▸ EXERCISE INSTRUCTIONS: All material below is to be reproduced exactly.

Stored data:
━━━━━━━━━━━━━━━━

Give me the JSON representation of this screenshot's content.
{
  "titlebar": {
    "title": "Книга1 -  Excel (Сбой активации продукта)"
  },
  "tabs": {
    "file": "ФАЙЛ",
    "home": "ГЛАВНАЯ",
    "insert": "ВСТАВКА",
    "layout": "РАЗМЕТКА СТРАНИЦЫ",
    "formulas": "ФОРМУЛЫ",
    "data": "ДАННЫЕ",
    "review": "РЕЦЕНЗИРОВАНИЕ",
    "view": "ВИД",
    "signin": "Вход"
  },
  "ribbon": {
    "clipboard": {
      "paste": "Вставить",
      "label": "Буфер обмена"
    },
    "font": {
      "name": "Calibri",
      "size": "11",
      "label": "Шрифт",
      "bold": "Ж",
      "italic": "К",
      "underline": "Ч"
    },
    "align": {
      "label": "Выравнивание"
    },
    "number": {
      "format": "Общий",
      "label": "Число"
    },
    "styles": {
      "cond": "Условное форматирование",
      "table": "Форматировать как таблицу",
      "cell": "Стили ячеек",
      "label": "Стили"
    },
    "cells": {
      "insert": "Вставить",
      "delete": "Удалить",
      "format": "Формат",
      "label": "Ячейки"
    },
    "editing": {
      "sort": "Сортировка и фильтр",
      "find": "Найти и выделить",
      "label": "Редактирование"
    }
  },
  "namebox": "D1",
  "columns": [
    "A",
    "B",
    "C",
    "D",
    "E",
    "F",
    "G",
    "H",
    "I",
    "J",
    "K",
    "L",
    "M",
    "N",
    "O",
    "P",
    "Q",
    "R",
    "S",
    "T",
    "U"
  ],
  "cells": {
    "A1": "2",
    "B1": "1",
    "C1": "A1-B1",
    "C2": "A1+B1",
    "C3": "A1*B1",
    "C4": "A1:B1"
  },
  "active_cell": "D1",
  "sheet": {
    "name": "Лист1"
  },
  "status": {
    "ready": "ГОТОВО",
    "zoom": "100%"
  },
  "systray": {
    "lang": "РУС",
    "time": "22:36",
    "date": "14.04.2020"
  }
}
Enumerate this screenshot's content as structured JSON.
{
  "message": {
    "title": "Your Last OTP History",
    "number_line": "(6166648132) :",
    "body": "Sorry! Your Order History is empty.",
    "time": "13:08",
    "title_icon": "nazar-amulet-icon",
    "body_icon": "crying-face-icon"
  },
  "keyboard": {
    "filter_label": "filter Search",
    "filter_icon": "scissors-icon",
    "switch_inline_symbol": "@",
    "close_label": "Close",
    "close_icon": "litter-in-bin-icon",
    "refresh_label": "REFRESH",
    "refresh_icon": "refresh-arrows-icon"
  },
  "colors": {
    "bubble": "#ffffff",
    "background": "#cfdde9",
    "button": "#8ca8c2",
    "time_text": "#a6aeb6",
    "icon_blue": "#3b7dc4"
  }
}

━━━━━━━━━━━━━━━━

▸ RESULT:
Give me the JSON representation of this screenshot's content.
{
  "titlebar": {
    "title": "Книга1 -  Excel (Сбой активации продукта)"
  },
  "tabs": {
    "file": "ФАЙЛ",
    "home": "ГЛАВНАЯ",
    "insert": "ВСТАВКА",
    "layout": "РАЗМЕТКА СТРАНИЦЫ",
    "formulas": "ФОРМУЛЫ",
    "data": "ДАННЫЕ",
    "review": "РЕЦЕНЗИРОВАНИЕ",
    "view": "ВИД",
    "signin": "Вход"
  },
  "ribbon": {
    "clipboard": {
      "paste": "Вставить",
      "label": "Буфер обмена"
    },
    "font": {
      "name": "Calibri",
      "size": "11",
      "label": "Шрифт",
      "bold": "Ж",
      "italic": "К",
      "underline": "Ч"
    },
    "align": {
      "label": "Выравнивание"
    },
    "number": {
      "format": "Общий",
      "label": "Число"
    },
    "styles": {
      "cond": "Условное форматирование",
      "table": "Форматировать как таблицу",
      "cell": "Стили ячеек",
      "label": "Стили"
    },
    "cells": {
      "insert": "Вставить",
      "delete": "Удалить",
      "format": "Формат",
      "label": "Ячейки"
    },
    "editing": {
      "sort": "Сортировка и фильтр",
      "find": "Найти и выделить",
      "label": "Редактирование"
    }
  },
  "namebox": "D1",
  "columns": [
    "A",
    "B",
    "C",
    "D",
    "E",
    "F",
    "G",
    "H",
    "I",
    "J",
    "K",
    "L",
    "M",
    "N",
    "O",
    "P",
    "Q",
    "R",
    "S",
    "T",
    "U"
  ],
  "cells": {
    "A1": "2",
    "B1": "1",
    "C1": "A1-B1",
    "C2": "A1+B1",
    "C3": "A1*B1",
    "C4": "A1:B1"
  },
  "active_cell": "D1",
  "sheet": {
    "name": "Лист1"
  },
  "status": {
    "ready": "ГОТОВО",
    "zoom": "100%"
  },
  "systray": {
    "lang": "РУС",
    "time": "22:36",
    "date": "14.04.2020"
  }
}
Enumerate this screenshot's content as structured JSON.
{
  "message": {
    "title": "Your Last OTP History",
    "number_line": "(6166648132) :",
    "body": "Sorry! Your Order History is empty.",
    "time": "13:08",
    "title_icon": "nazar-amulet-icon",
    "body_icon": "crying-face-icon"
  },
  "keyboard": {
    "filter_label": "filter Search",
    "filter_icon": "scissors-icon",
    "switch_inline_symbol": "@",
    "close_label": "Close",
    "close_icon": "litter-in-bin-icon",
    "refresh_label": "REFRESH",
    "refresh_icon": "refresh-arrows-icon"
  },
  "colors": {
    "bubble": "#ffffff",
    "background": "#cfdde9",
    "button": "#8ca8c2",
    "time_text": "#a6aeb6",
    "icon_blue": "#3b7dc4"
  }
}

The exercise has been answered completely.